Task objective
Count how many lines below include the string "degree", and give that number without anything else.

Records to process
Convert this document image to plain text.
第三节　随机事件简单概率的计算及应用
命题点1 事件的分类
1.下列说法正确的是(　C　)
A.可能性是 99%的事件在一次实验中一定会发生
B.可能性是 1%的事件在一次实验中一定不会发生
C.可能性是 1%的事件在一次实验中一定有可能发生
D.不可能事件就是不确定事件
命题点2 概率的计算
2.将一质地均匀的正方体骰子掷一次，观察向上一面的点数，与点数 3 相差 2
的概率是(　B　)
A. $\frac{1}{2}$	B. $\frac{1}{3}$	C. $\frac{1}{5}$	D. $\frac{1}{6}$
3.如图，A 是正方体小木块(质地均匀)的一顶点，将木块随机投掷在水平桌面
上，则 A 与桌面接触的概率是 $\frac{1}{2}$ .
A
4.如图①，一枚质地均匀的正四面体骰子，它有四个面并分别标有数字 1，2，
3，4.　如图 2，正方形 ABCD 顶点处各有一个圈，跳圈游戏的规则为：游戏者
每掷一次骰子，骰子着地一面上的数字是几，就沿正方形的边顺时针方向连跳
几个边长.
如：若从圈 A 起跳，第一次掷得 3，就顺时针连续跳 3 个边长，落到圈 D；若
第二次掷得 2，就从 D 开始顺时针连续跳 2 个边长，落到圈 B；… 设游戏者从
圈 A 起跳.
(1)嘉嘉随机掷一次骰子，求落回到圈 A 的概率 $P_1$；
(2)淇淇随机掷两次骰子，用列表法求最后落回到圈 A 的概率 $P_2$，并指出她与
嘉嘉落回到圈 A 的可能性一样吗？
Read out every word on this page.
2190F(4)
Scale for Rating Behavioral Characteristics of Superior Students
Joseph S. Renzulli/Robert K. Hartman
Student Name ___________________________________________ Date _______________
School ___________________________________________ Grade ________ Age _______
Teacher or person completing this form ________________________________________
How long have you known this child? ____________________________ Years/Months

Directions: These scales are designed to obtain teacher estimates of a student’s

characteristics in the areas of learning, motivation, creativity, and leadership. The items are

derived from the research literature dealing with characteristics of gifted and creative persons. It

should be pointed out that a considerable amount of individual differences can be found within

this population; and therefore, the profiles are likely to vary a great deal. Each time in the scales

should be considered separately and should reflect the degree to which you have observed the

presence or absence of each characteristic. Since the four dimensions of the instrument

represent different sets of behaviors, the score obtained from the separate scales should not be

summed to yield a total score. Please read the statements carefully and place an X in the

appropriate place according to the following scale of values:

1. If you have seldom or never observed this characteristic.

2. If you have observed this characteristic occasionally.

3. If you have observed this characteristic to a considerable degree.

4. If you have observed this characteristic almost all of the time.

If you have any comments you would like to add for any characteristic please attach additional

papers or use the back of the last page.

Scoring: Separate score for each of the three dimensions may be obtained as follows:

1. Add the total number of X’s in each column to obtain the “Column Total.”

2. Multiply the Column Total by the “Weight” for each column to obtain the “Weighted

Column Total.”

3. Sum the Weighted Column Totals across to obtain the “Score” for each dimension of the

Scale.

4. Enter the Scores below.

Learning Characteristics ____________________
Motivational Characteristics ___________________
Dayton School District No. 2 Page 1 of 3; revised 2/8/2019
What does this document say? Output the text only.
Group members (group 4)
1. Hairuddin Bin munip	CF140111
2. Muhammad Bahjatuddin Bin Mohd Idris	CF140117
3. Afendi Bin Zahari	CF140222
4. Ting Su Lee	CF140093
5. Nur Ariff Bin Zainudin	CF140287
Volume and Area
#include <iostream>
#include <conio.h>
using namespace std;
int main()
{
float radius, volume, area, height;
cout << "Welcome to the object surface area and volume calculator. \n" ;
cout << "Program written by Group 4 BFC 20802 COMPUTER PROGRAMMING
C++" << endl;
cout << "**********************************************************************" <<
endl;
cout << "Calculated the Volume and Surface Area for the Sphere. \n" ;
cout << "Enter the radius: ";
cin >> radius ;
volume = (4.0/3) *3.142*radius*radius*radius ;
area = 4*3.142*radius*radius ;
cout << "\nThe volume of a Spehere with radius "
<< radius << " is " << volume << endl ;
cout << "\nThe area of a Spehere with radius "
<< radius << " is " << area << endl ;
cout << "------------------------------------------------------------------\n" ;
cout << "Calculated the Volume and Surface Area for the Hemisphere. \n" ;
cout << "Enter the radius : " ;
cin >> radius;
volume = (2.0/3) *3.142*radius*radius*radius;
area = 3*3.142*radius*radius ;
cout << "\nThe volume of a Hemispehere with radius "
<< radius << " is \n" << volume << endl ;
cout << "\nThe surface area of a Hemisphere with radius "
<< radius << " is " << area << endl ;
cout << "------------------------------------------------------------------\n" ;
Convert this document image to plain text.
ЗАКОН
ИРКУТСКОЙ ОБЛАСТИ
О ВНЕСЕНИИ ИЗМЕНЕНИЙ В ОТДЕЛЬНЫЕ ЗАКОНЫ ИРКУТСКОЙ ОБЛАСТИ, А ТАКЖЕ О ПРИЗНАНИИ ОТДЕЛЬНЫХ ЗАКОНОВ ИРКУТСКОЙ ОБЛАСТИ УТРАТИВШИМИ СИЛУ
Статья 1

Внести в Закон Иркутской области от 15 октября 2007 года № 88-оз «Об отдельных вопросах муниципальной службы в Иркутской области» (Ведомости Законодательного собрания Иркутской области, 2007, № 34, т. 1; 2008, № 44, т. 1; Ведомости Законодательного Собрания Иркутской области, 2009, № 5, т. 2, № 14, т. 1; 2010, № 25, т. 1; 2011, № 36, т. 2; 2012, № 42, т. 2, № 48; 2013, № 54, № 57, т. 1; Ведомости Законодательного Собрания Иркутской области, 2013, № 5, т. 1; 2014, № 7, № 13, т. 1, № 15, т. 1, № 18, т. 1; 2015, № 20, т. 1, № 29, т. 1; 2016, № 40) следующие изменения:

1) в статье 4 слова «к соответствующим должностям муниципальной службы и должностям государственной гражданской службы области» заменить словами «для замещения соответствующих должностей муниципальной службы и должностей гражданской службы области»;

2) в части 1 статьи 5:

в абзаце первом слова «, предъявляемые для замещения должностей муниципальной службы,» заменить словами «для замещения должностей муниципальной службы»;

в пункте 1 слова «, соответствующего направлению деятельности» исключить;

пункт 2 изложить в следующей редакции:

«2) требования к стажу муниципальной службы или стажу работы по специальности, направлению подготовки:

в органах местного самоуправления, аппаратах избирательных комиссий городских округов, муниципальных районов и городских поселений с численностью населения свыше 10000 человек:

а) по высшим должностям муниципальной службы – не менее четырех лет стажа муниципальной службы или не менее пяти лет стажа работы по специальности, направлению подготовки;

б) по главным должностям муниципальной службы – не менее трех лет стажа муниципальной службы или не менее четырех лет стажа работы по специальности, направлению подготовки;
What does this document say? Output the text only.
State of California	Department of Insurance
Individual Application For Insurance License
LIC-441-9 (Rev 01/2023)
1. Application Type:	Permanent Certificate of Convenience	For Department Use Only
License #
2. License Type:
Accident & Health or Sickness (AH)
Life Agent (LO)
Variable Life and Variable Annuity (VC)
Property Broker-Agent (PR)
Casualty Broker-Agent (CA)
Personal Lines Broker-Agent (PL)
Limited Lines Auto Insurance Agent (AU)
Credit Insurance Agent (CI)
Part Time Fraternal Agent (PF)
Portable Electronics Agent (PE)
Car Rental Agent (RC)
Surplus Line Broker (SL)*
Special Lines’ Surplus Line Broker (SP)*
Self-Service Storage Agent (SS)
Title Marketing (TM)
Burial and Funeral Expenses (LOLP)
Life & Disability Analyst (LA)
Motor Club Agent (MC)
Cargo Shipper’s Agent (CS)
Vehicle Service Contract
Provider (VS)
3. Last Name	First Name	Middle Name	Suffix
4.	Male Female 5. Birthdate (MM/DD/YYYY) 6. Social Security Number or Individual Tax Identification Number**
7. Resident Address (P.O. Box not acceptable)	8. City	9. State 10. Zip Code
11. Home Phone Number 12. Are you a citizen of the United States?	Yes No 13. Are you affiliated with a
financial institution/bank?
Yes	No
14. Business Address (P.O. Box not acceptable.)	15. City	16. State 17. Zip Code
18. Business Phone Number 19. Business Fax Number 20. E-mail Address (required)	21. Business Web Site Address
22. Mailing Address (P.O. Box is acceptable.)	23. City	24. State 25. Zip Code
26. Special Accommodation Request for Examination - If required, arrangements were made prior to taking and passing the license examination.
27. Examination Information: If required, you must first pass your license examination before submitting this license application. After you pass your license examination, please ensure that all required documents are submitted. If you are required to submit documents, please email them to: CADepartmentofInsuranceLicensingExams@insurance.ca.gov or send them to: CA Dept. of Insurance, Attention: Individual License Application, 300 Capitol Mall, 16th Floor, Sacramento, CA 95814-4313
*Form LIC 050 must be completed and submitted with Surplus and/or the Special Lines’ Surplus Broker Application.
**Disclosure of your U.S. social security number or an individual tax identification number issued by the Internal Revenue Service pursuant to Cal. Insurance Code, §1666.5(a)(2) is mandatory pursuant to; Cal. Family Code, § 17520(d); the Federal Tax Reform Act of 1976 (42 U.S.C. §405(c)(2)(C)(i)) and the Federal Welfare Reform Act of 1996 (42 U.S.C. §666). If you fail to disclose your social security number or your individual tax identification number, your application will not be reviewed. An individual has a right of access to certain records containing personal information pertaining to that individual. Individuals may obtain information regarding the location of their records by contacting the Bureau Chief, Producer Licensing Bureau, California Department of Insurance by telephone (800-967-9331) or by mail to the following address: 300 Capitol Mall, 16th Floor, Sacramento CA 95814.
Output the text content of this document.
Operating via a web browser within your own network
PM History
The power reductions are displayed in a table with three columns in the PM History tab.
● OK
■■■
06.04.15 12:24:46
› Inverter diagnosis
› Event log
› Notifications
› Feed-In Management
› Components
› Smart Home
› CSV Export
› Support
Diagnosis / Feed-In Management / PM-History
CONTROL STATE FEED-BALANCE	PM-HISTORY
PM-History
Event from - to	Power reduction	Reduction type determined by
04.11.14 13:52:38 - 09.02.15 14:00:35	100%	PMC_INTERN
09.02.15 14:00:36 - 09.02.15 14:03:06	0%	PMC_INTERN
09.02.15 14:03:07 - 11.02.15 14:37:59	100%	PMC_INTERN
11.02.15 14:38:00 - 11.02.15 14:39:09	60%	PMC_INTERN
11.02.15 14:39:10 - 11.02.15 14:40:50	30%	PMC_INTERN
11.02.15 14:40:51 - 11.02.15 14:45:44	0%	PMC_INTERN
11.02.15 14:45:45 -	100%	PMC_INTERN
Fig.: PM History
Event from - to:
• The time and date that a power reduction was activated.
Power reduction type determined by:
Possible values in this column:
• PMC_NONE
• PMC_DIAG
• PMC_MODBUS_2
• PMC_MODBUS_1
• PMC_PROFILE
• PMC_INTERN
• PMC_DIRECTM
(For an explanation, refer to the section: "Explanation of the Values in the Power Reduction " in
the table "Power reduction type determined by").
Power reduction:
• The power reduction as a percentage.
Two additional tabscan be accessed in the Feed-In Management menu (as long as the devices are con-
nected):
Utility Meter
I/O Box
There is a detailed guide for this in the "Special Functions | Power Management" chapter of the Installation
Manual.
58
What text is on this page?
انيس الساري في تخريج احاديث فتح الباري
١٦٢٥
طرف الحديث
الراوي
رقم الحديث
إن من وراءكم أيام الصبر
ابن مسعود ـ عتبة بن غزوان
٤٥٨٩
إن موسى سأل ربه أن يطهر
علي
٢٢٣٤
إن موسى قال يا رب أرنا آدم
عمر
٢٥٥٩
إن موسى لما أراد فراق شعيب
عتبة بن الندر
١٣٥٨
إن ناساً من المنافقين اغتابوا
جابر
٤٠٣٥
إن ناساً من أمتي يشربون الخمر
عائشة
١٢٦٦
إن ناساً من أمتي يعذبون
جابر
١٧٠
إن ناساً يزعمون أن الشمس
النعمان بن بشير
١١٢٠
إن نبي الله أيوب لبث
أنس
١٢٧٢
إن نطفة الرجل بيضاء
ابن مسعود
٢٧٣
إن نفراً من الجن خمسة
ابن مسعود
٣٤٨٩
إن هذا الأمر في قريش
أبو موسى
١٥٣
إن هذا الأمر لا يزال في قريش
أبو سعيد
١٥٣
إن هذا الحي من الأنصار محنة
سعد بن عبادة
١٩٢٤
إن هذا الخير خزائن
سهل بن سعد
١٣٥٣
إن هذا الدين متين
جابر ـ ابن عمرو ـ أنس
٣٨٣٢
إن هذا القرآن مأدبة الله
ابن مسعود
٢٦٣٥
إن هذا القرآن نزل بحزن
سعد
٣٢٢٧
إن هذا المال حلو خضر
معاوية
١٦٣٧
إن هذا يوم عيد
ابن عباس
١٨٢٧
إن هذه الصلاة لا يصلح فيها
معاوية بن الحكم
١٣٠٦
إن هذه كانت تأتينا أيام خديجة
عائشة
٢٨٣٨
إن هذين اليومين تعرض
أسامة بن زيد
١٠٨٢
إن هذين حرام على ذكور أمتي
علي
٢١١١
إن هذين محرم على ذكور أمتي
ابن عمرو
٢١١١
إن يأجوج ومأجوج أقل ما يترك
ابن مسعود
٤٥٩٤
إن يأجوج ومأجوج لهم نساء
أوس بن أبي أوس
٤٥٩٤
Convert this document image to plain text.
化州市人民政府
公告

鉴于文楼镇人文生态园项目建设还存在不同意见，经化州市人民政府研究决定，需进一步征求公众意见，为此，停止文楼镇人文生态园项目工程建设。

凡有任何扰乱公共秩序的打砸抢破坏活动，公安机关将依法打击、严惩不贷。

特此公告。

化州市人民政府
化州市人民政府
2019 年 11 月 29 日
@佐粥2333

Written answer
2